## BEGIN
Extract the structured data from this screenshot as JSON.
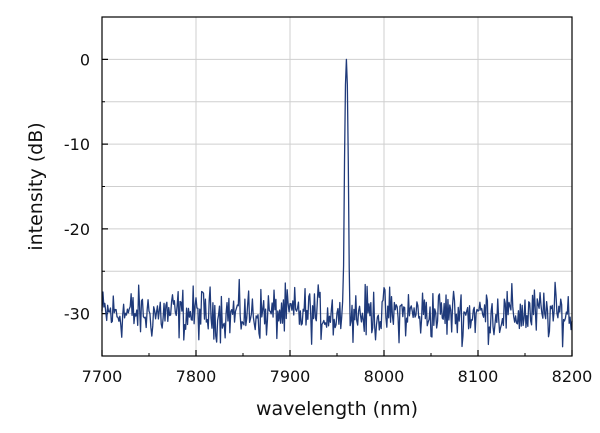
{
  "chart_data": {
    "type": "line",
    "title": "",
    "xlabel": "wavelength (nm)",
    "ylabel": "intensity (dB)",
    "xlim": [
      7700,
      8200
    ],
    "ylim": [
      -35,
      5
    ],
    "x_ticks": [
      7700,
      7800,
      7900,
      8000,
      8100,
      8200
    ],
    "y_ticks": [
      0,
      -10,
      -20,
      -30
    ],
    "x_tick_labels": [
      "7700",
      "7800",
      "7900",
      "8000",
      "8100",
      "8200"
    ],
    "y_tick_labels": [
      "0",
      "-10",
      "-20",
      "-30"
    ],
    "grid": true,
    "series": [
      {
        "color": "#1f3a7a",
        "noise_floor_db": -30,
        "noise_range_db": [
          -35,
          -26
        ],
        "peak_wavelength_nm": 7960,
        "peak_db": 0,
        "peak_fwhm_nm": 2,
        "x_start": 7700,
        "x_end": 8200,
        "x_step": 1
      }
    ]
  }
}
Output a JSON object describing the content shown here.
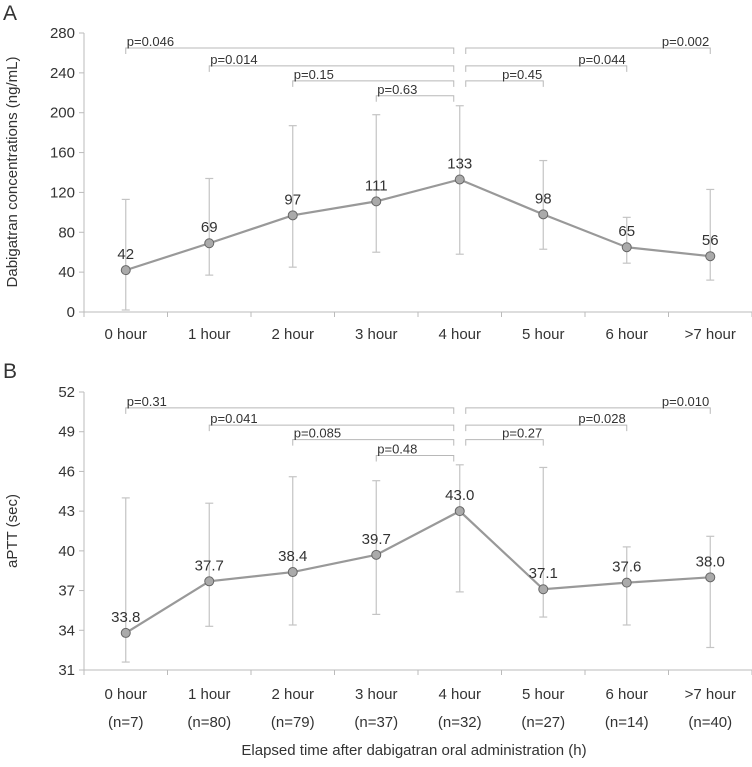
{
  "chart_data": [
    {
      "type": "line",
      "panel_label": "A",
      "ylabel": "Dabigatran concentrations  (ng/mL)",
      "ylim": [
        0,
        280
      ],
      "yticks": [
        0,
        40,
        80,
        120,
        160,
        200,
        240,
        280
      ],
      "categories": [
        "0 hour",
        "1 hour",
        "2 hour",
        "3 hour",
        "4 hour",
        "5 hour",
        "6 hour",
        ">7 hour"
      ],
      "values": [
        42,
        69,
        97,
        111,
        133,
        98,
        65,
        56
      ],
      "value_labels": [
        "42",
        "69",
        "97",
        "111",
        "133",
        "98",
        "65",
        "56"
      ],
      "error_low": [
        2,
        37,
        45,
        60,
        58,
        63,
        49,
        32
      ],
      "error_high": [
        113,
        134,
        187,
        198,
        207,
        152,
        95,
        123
      ],
      "comparisons": [
        {
          "from": 0,
          "to": 4,
          "label": "p=0.046",
          "level": 265
        },
        {
          "from": 1,
          "to": 4,
          "label": "p=0.014",
          "level": 247
        },
        {
          "from": 2,
          "to": 4,
          "label": "p=0.15",
          "level": 232
        },
        {
          "from": 3,
          "to": 4,
          "label": "p=0.63",
          "level": 217
        },
        {
          "from": 4,
          "to": 7,
          "label": "p=0.002",
          "level": 265
        },
        {
          "from": 4,
          "to": 6,
          "label": "p=0.044",
          "level": 247
        },
        {
          "from": 4,
          "to": 5,
          "label": "p=0.45",
          "level": 232
        }
      ]
    },
    {
      "type": "line",
      "panel_label": "B",
      "ylabel": "aPTT (sec)",
      "ylim": [
        31,
        52
      ],
      "yticks": [
        31,
        34,
        37,
        40,
        43,
        46,
        49,
        52
      ],
      "categories": [
        "0 hour",
        "1 hour",
        "2 hour",
        "3 hour",
        "4 hour",
        "5 hour",
        "6 hour",
        ">7 hour"
      ],
      "sample_sizes": [
        "(n=7)",
        "(n=80)",
        "(n=79)",
        "(n=37)",
        "(n=32)",
        "(n=27)",
        "(n=14)",
        "(n=40)"
      ],
      "values": [
        33.8,
        37.7,
        38.4,
        39.7,
        43.0,
        37.1,
        37.6,
        38.0
      ],
      "value_labels": [
        "33.8",
        "37.7",
        "38.4",
        "39.7",
        "43.0",
        "37.1",
        "37.6",
        "38.0"
      ],
      "error_low": [
        31.6,
        34.3,
        34.4,
        35.2,
        36.9,
        35.0,
        34.4,
        32.7
      ],
      "error_high": [
        44.0,
        43.6,
        45.6,
        45.3,
        46.5,
        46.3,
        40.3,
        41.1
      ],
      "comparisons": [
        {
          "from": 0,
          "to": 4,
          "label": "p=0.31",
          "level": 50.8
        },
        {
          "from": 1,
          "to": 4,
          "label": "p=0.041",
          "level": 49.5
        },
        {
          "from": 2,
          "to": 4,
          "label": "p=0.085",
          "level": 48.4
        },
        {
          "from": 3,
          "to": 4,
          "label": "p=0.48",
          "level": 47.2
        },
        {
          "from": 4,
          "to": 7,
          "label": "p=0.010",
          "level": 50.8
        },
        {
          "from": 4,
          "to": 6,
          "label": "p=0.028",
          "level": 49.5
        },
        {
          "from": 4,
          "to": 5,
          "label": "p=0.27",
          "level": 48.4
        }
      ]
    }
  ],
  "xlabel": "Elapsed time after dabigatran oral administration (h)",
  "colors": {
    "line": "#999999",
    "marker_fill": "#aaaaaa",
    "marker_stroke": "#666666",
    "error_bar": "#c4c4c4",
    "bracket": "#b8b8b8",
    "axis": "#bbbbbb",
    "text": "#333333"
  }
}
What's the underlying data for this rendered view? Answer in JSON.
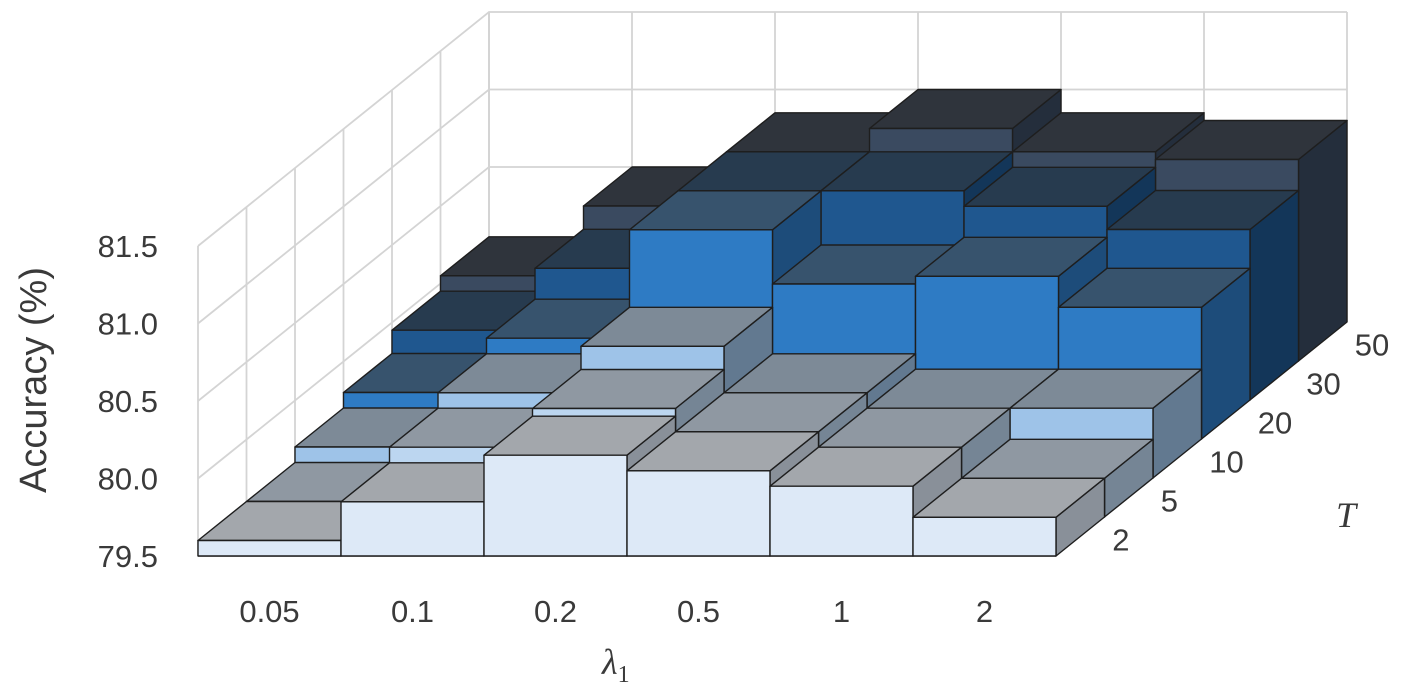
{
  "chart_data": {
    "type": "bar3d",
    "title": "",
    "x_label": {
      "symbol": "λ",
      "subscript": "1"
    },
    "y_label": "T",
    "z_label": "Accuracy (%)",
    "x_categories": [
      "0.05",
      "0.1",
      "0.2",
      "0.5",
      "1",
      "2"
    ],
    "y_categories": [
      "2",
      "5",
      "10",
      "20",
      "30",
      "50"
    ],
    "z_ticks": [
      "79.5",
      "80.0",
      "80.5",
      "81.0",
      "81.5"
    ],
    "zlim": [
      79.5,
      81.5
    ],
    "values": [
      [
        79.6,
        79.85,
        80.15,
        80.05,
        79.95,
        79.75
      ],
      [
        79.6,
        79.95,
        80.2,
        80.05,
        79.95,
        79.75
      ],
      [
        79.7,
        80.05,
        80.35,
        80.05,
        79.95,
        79.95
      ],
      [
        79.8,
        80.15,
        80.85,
        80.5,
        80.55,
        80.35
      ],
      [
        79.95,
        80.35,
        80.85,
        80.85,
        80.75,
        80.6
      ],
      [
        80.05,
        80.5,
        80.85,
        81.0,
        80.85,
        80.8
      ]
    ],
    "series_colors": [
      "#dde9f7",
      "#bcd6f0",
      "#9ec3e8",
      "#2e7bc4",
      "#1f578f",
      "#3a4a60"
    ],
    "grid": true
  }
}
## END
**Exercise:**
Going through the data above, count the lines where the string "JSON" appears, and answer with only that number.

**Full answer:**
3